══ Excerpt to read ══

Thursday, October 11, 2012

Alex Karras

Although I grew up in the 1970s when Alex Karras was retiring from football and then continuing with a busy broadcasting and acting career, I want to pay homage here to his great college football career which seems to be treated as an afterthought by most obituaries.  The best way to honor Karras, who died earlier this week at 77, is to reprint the mini biography Bob Boyles wrote in our book The USA Today College Football Encyclopedia.
+++The first time Alex Karras spoke in front of a network television camera in 1957 he was a mumbling, nervous recipient of the Outland Trophy as the nation's top lineman.  Jack Lescoulie of NBC's Today Show prompted the young tackle to say "some very corny things"--as Karras described in his biography, Even Big Guys Cry--such as "Without the big guys up front the little guys can't do it..."
It was hardly Karras' last appearance before a TV camera.  After an All-Pro career as a cat-quick defensive tackle for the Detroit Lions, Karras replaced Emmy Award winner Don Meredith on the ABC Monday Night Football telecasts with Frank Gifford and Howard Cosell.  Although the beloved Meredith proved a tough act to follow, Karras injected his own colorful persona into the threesome in the broadcast booth.  Karras added a sense of the bizarre; what was probably his best line captioned a sideline close-up of the steaming, shaved head of a big Oakland Raider: "That's Otis Sistrunk, Raiders defensive tackle...out of the University of Mars."

═══
══ Material shown ══

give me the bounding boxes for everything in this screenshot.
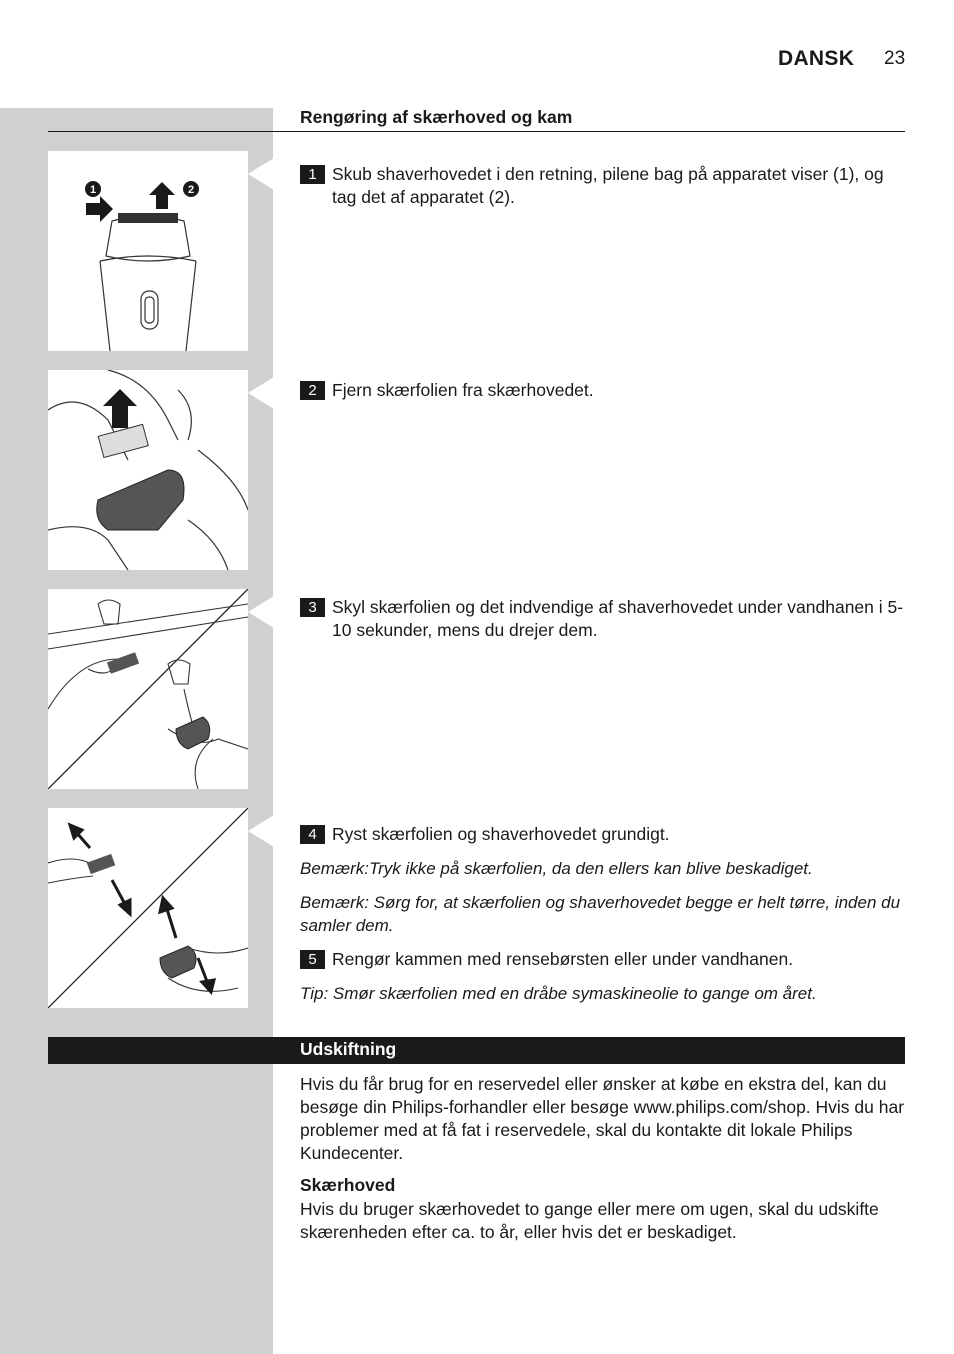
- note-dry-before-assembly: Bemærk: Sørg for, at skærfolien og shaverhovedet begge er helt tørre, inden du samler dem.: [300, 893, 901, 935]
- figure-shake-dry: [48, 808, 248, 1008]
- badge-2-label: 2: [187, 184, 195, 196]
- note-do-not-press-foil: Bemærk:Tryk ikke på skærfolien, da den ellers kan blive beskadiget.: [300, 859, 813, 878]
- header-language: DANSK: [778, 47, 855, 70]
- arrow-up-icon: [103, 389, 137, 428]
- arrow-right-icon: [86, 196, 113, 222]
- badge-1-label: 1: [89, 184, 97, 196]
- replacement-intro: Hvis du får brug for en reservedel eller ønsker at købe en ekstra del, kan du besøge din Philips-forhandler eller besøge www.philips.com/shop. Hvis du har problemer med at få fat i reservedele, skal du kontakte dit lokale Philips Kundecenter.: [300, 1074, 905, 1163]
- step-text: Skub shaverhovedet i den retning, pilene bag på apparatet viser (1), og tag det af apparatet (2).: [332, 164, 884, 207]
- tip-oil: Tip: Smør skærfolien med en dråbe symaskineolie to gange om året.: [300, 984, 817, 1003]
- step-text: Ryst skærfolien og shaverhovedet grundigt.: [332, 824, 670, 844]
- section-divider: [48, 131, 905, 132]
- figure-remove-shaving-head: [48, 151, 248, 351]
- section-bar-replacement: [48, 1037, 905, 1064]
- step-text: Skyl skærfolien og det indvendige af shaverhovedet under vandhanen i 5-10 sekunder, mens du drejer dem.: [332, 597, 904, 640]
- step-2: [300, 379, 905, 402]
- arrow-up-icon: [149, 182, 175, 209]
- step-number: 4: [300, 825, 325, 844]
- figure-pointer: [248, 815, 274, 847]
- step-number: 2: [300, 381, 325, 400]
- section-title-replacement: Udskiftning: [300, 1039, 397, 1059]
- step-text: Fjern skærfolien fra skærhovedet.: [332, 380, 594, 400]
- shaving-head-text: Hvis du bruger skærhovedet to gange eller mere om ugen, skal du udskifte skærenheden efter ca. to år, eller hvis det er beskadiget.: [300, 1199, 879, 1242]
- step-5: [300, 948, 905, 971]
- step-number: 5: [300, 950, 325, 969]
- figure-pointer: [248, 596, 274, 628]
- figure-pointer: [248, 158, 274, 190]
- step-1: [300, 163, 905, 209]
- page-number: 23: [884, 48, 906, 69]
- step-text: Rengør kammen med rensebørsten eller under vandhanen.: [332, 949, 794, 969]
- step-3: [300, 596, 905, 642]
- step-number: 3: [300, 598, 325, 617]
- figure-pointer: [248, 377, 274, 409]
- step-4: [300, 823, 905, 846]
- step-number: 1: [300, 165, 325, 184]
- figure-remove-foil: [48, 370, 248, 570]
- section-title-cleaning: Rengøring af skærhoved og kam: [300, 107, 573, 127]
- subheading-shaving-head: Skærhoved: [300, 1175, 396, 1195]
- figure-rinse-tap: [48, 589, 248, 789]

═══

:: Things to do ::
1. Whom did Karras replace on the ABC Monday Night Football telecasts, according to the Alex Karras tribute?
2. Pick up the Alex Karras tribute after its last sentence and carry it forward.
The material was taken from a different source.

:: Results by task ::
1. Don Meredith

2.
Karras' broadcast performances triggered several movie opportunities and he appeared in tremendously diverse roles in such films as "Paper Lion," "Blazing Saddles," and "Victor Victoria."  Karras played himself in "Paper Lion" and the trail hand Mongo in Mel Brooks' novel comedy, "Blazing Saddles," in which he stole the show in a legendary, hysterical gas-passing campfire scene.  His character opened "Victor Victor" as a macho bodyguard and ended it sleeping with a gay cabaret performer played by Robert Preston.  Karras also starred as the adoptive father of little Emmanuel Lewis in the TV series "Webster."  His actress wife Susan Clark became his co-star on several occasions, including the couple's wonderful portrayals of sports great Babe Didrickson Zaharias and her wrestler husband George.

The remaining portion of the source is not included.